◆ DIRECTION ◆
An exact copy of every record is needed.

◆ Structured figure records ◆
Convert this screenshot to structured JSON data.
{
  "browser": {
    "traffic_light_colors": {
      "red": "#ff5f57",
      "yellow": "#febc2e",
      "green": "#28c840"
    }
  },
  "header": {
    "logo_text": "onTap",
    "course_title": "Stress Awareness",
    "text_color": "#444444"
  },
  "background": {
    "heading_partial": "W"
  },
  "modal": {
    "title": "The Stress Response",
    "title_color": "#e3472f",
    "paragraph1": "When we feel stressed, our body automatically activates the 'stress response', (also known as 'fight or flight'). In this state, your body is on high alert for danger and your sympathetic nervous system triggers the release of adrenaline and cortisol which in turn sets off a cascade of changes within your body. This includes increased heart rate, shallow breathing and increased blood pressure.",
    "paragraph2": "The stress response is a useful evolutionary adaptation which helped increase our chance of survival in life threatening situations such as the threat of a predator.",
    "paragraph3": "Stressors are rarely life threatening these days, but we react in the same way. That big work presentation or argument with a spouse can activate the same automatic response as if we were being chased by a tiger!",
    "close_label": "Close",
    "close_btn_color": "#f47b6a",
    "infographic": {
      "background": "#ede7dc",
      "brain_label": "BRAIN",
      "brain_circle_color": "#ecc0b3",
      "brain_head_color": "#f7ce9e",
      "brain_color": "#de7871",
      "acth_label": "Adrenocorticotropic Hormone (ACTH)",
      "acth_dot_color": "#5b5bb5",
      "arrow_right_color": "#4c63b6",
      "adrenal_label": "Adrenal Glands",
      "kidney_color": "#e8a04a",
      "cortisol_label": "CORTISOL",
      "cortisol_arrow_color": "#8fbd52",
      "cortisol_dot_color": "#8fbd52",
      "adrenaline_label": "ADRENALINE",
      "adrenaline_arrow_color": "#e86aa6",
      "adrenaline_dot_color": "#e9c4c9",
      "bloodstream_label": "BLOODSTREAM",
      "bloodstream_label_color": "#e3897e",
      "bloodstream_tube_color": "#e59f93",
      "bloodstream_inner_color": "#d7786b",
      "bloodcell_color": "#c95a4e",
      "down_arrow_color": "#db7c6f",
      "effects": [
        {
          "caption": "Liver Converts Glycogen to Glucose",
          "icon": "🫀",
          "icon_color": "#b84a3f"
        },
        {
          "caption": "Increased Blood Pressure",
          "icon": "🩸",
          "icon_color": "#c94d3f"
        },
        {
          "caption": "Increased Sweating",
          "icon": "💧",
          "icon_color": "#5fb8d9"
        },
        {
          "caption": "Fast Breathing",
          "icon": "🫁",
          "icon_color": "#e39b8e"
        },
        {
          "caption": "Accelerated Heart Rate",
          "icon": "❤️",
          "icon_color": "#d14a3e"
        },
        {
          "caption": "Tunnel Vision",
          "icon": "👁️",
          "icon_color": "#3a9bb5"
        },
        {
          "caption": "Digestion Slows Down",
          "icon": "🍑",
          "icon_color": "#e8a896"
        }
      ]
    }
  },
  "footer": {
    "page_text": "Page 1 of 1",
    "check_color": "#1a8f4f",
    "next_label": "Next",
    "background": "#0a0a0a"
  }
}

◆ FINAL ANSWER ◆
Convert this screenshot to structured JSON data.
{
  "browser": {
    "traffic_light_colors": {
      "red": "#ff5f57",
      "yellow": "#febc2e",
      "green": "#28c840"
    }
  },
  "header": {
    "logo_text": "onTap",
    "course_title": "Stress Awareness",
    "text_color": "#444444"
  },
  "background": {
    "heading_partial": "W"
  },
  "modal": {
    "title": "The Stress Response",
    "title_color": "#e3472f",
    "paragraph1": "When we feel stressed, our body automatically activates the 'stress response', (also known as 'fight or flight'). In this state, your body is on high alert for danger and your sympathetic nervous system triggers the release of adrenaline and cortisol which in turn sets off a cascade of changes within your body. This includes increased heart rate, shallow breathing and increased blood pressure.",
    "paragraph2": "The stress response is a useful evolutionary adaptation which helped increase our chance of survival in life threatening situations such as the threat of a predator.",
    "paragraph3": "Stressors are rarely life threatening these days, but we react in the same way. That big work presentation or argument with a spouse can activate the same automatic response as if we were being chased by a tiger!",
    "close_label": "Close",
    "close_btn_color": "#f47b6a",
    "infographic": {
      "background": "#ede7dc",
      "brain_label": "BRAIN",
      "brain_circle_color": "#ecc0b3",
      "brain_head_color": "#f7ce9e",
      "brain_color": "#de7871",
      "acth_label": "Adrenocorticotropic Hormone (ACTH)",
      "acth_dot_color": "#5b5bb5",
      "arrow_right_color": "#4c63b6",
      "adrenal_label": "Adrenal Glands",
      "kidney_color": "#e8a04a",
      "cortisol_label": "CORTISOL",
      "cortisol_arrow_color": "#8fbd52",
      "cortisol_dot_color": "#8fbd52",
      "adrenaline_label": "ADRENALINE",
      "adrenaline_arrow_color": "#e86aa6",
      "adrenaline_dot_color": "#e9c4c9",
      "bloodstream_label": "BLOODSTREAM",
      "bloodstream_label_color": "#e3897e",
      "bloodstream_tube_color": "#e59f93",
      "bloodstream_inner_color": "#d7786b",
      "bloodcell_color": "#c95a4e",
      "down_arrow_color": "#db7c6f",
      "effects": [
        {
          "caption": "Liver Converts Glycogen to Glucose",
          "icon": "🫀",
          "icon_color": "#b84a3f"
        },
        {
          "caption": "Increased Blood Pressure",
          "icon": "🩸",
          "icon_color": "#c94d3f"
        },
        {
          "caption": "Increased Sweating",
          "icon": "💧",
          "icon_color": "#5fb8d9"
        },
        {
          "caption": "Fast Breathing",
          "icon": "🫁",
          "icon_color": "#e39b8e"
        },
        {
          "caption": "Accelerated Heart Rate",
          "icon": "❤️",
          "icon_color": "#d14a3e"
        },
        {
          "caption": "Tunnel Vision",
          "icon": "👁️",
          "icon_color": "#3a9bb5"
        },
        {
          "caption": "Digestion Slows Down",
          "icon": "🍑",
          "icon_color": "#e8a896"
        }
      ]
    }
  },
  "footer": {
    "page_text": "Page 1 of 1",
    "check_color": "#1a8f4f",
    "next_label": "Next",
    "background": "#0a0a0a"
  }
}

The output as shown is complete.